# start of RECORDS FOR THIS TASK

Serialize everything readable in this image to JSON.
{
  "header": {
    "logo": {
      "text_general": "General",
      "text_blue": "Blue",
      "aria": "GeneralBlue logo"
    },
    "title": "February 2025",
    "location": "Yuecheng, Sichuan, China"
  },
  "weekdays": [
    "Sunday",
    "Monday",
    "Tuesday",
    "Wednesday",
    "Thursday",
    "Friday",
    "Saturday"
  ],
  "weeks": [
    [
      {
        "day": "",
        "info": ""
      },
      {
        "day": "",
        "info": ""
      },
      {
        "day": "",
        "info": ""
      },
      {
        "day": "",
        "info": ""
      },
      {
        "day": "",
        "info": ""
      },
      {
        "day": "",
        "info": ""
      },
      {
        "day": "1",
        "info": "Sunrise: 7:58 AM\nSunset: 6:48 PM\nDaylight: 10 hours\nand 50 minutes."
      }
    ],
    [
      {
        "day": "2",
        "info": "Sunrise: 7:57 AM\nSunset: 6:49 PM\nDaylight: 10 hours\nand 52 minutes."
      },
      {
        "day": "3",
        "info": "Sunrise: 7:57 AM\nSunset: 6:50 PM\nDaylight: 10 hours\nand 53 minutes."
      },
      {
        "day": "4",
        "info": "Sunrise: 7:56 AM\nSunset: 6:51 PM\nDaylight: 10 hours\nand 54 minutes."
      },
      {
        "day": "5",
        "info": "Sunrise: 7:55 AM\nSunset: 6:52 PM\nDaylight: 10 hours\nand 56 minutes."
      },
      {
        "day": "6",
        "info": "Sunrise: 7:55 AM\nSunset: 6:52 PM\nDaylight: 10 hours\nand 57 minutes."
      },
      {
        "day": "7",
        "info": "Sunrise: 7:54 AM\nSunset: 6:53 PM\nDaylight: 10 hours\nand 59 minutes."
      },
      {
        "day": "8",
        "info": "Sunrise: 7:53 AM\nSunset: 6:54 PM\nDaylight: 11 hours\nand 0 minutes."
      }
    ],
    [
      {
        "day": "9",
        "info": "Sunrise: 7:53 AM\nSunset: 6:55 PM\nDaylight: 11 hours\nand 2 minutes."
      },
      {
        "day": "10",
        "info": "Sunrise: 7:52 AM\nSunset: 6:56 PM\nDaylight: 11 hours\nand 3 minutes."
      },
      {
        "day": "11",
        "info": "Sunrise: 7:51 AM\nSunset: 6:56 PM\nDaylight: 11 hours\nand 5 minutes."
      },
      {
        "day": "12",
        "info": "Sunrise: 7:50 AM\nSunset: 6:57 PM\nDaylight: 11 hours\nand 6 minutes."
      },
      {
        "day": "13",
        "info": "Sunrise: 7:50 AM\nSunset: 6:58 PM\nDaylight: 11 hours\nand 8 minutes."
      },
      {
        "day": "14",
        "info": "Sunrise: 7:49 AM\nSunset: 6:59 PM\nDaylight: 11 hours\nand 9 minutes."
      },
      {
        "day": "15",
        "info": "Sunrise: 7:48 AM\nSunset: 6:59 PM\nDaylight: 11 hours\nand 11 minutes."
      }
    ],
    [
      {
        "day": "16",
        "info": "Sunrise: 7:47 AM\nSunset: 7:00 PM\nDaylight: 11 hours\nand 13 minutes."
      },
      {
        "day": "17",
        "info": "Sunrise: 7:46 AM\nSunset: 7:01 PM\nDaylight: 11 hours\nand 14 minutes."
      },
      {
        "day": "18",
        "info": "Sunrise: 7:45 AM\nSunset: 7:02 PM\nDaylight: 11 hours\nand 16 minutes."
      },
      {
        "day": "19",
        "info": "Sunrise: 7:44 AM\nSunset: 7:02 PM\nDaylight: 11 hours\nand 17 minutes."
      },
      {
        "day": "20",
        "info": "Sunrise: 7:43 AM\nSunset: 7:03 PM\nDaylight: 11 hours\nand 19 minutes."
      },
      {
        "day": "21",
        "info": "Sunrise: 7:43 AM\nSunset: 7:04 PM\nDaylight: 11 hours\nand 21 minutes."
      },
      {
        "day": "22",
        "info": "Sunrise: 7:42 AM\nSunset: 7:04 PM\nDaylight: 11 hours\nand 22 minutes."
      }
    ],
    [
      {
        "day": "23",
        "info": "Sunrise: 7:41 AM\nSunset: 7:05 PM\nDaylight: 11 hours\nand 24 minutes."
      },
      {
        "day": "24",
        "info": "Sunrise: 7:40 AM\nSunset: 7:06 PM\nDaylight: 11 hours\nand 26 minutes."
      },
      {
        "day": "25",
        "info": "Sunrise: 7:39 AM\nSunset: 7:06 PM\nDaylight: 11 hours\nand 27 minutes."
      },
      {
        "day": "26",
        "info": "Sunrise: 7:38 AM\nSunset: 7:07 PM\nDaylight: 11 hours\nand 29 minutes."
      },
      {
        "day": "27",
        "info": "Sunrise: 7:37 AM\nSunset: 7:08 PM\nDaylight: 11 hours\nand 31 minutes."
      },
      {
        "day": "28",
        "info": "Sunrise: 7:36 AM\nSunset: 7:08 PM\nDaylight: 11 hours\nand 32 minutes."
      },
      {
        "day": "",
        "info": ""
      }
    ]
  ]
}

# end of RECORDS FOR THIS TASK

PROBLEM STATEMENT.
Please restate the records in full, word for word.

CORRECT ANSWER.
Serialize everything readable in this image to JSON.
{
  "header": {
    "logo": {
      "text_general": "General",
      "text_blue": "Blue",
      "aria": "GeneralBlue logo"
    },
    "title": "February 2025",
    "location": "Yuecheng, Sichuan, China"
  },
  "weekdays": [
    "Sunday",
    "Monday",
    "Tuesday",
    "Wednesday",
    "Thursday",
    "Friday",
    "Saturday"
  ],
  "weeks": [
    [
      {
        "day": "",
        "info": ""
      },
      {
        "day": "",
        "info": ""
      },
      {
        "day": "",
        "info": ""
      },
      {
        "day": "",
        "info": ""
      },
      {
        "day": "",
        "info": ""
      },
      {
        "day": "",
        "info": ""
      },
      {
        "day": "1",
        "info": "Sunrise: 7:58 AM\nSunset: 6:48 PM\nDaylight: 10 hours\nand 50 minutes."
      }
    ],
    [
      {
        "day": "2",
        "info": "Sunrise: 7:57 AM\nSunset: 6:49 PM\nDaylight: 10 hours\nand 52 minutes."
      },
      {
        "day": "3",
        "info": "Sunrise: 7:57 AM\nSunset: 6:50 PM\nDaylight: 10 hours\nand 53 minutes."
      },
      {
        "day": "4",
        "info": "Sunrise: 7:56 AM\nSunset: 6:51 PM\nDaylight: 10 hours\nand 54 minutes."
      },
      {
        "day": "5",
        "info": "Sunrise: 7:55 AM\nSunset: 6:52 PM\nDaylight: 10 hours\nand 56 minutes."
      },
      {
        "day": "6",
        "info": "Sunrise: 7:55 AM\nSunset: 6:52 PM\nDaylight: 10 hours\nand 57 minutes."
      },
      {
        "day": "7",
        "info": "Sunrise: 7:54 AM\nSunset: 6:53 PM\nDaylight: 10 hours\nand 59 minutes."
      },
      {
        "day": "8",
        "info": "Sunrise: 7:53 AM\nSunset: 6:54 PM\nDaylight: 11 hours\nand 0 minutes."
      }
    ],
    [
      {
        "day": "9",
        "info": "Sunrise: 7:53 AM\nSunset: 6:55 PM\nDaylight: 11 hours\nand 2 minutes."
      },
      {
        "day": "10",
        "info": "Sunrise: 7:52 AM\nSunset: 6:56 PM\nDaylight: 11 hours\nand 3 minutes."
      },
      {
        "day": "11",
        "info": "Sunrise: 7:51 AM\nSunset: 6:56 PM\nDaylight: 11 hours\nand 5 minutes."
      },
      {
        "day": "12",
        "info": "Sunrise: 7:50 AM\nSunset: 6:57 PM\nDaylight: 11 hours\nand 6 minutes."
      },
      {
        "day": "13",
        "info": "Sunrise: 7:50 AM\nSunset: 6:58 PM\nDaylight: 11 hours\nand 8 minutes."
      },
      {
        "day": "14",
        "info": "Sunrise: 7:49 AM\nSunset: 6:59 PM\nDaylight: 11 hours\nand 9 minutes."
      },
      {
        "day": "15",
        "info": "Sunrise: 7:48 AM\nSunset: 6:59 PM\nDaylight: 11 hours\nand 11 minutes."
      }
    ],
    [
      {
        "day": "16",
        "info": "Sunrise: 7:47 AM\nSunset: 7:00 PM\nDaylight: 11 hours\nand 13 minutes."
      },
      {
        "day": "17",
        "info": "Sunrise: 7:46 AM\nSunset: 7:01 PM\nDaylight: 11 hours\nand 14 minutes."
      },
      {
        "day": "18",
        "info": "Sunrise: 7:45 AM\nSunset: 7:02 PM\nDaylight: 11 hours\nand 16 minutes."
      },
      {
        "day": "19",
        "info": "Sunrise: 7:44 AM\nSunset: 7:02 PM\nDaylight: 11 hours\nand 17 minutes."
      },
      {
        "day": "20",
        "info": "Sunrise: 7:43 AM\nSunset: 7:03 PM\nDaylight: 11 hours\nand 19 minutes."
      },
      {
        "day": "21",
        "info": "Sunrise: 7:43 AM\nSunset: 7:04 PM\nDaylight: 11 hours\nand 21 minutes."
      },
      {
        "day": "22",
        "info": "Sunrise: 7:42 AM\nSunset: 7:04 PM\nDaylight: 11 hours\nand 22 minutes."
      }
    ],
    [
      {
        "day": "23",
        "info": "Sunrise: 7:41 AM\nSunset: 7:05 PM\nDaylight: 11 hours\nand 24 minutes."
      },
      {
        "day": "24",
        "info": "Sunrise: 7:40 AM\nSunset: 7:06 PM\nDaylight: 11 hours\nand 26 minutes."
      },
      {
        "day": "25",
        "info": "Sunrise: 7:39 AM\nSunset: 7:06 PM\nDaylight: 11 hours\nand 27 minutes."
      },
      {
        "day": "26",
        "info": "Sunrise: 7:38 AM\nSunset: 7:07 PM\nDaylight: 11 hours\nand 29 minutes."
      },
      {
        "day": "27",
        "info": "Sunrise: 7:37 AM\nSunset: 7:08 PM\nDaylight: 11 hours\nand 31 minutes."
      },
      {
        "day": "28",
        "info": "Sunrise: 7:36 AM\nSunset: 7:08 PM\nDaylight: 11 hours\nand 32 minutes."
      },
      {
        "day": "",
        "info": ""
      }
    ]
  ]
}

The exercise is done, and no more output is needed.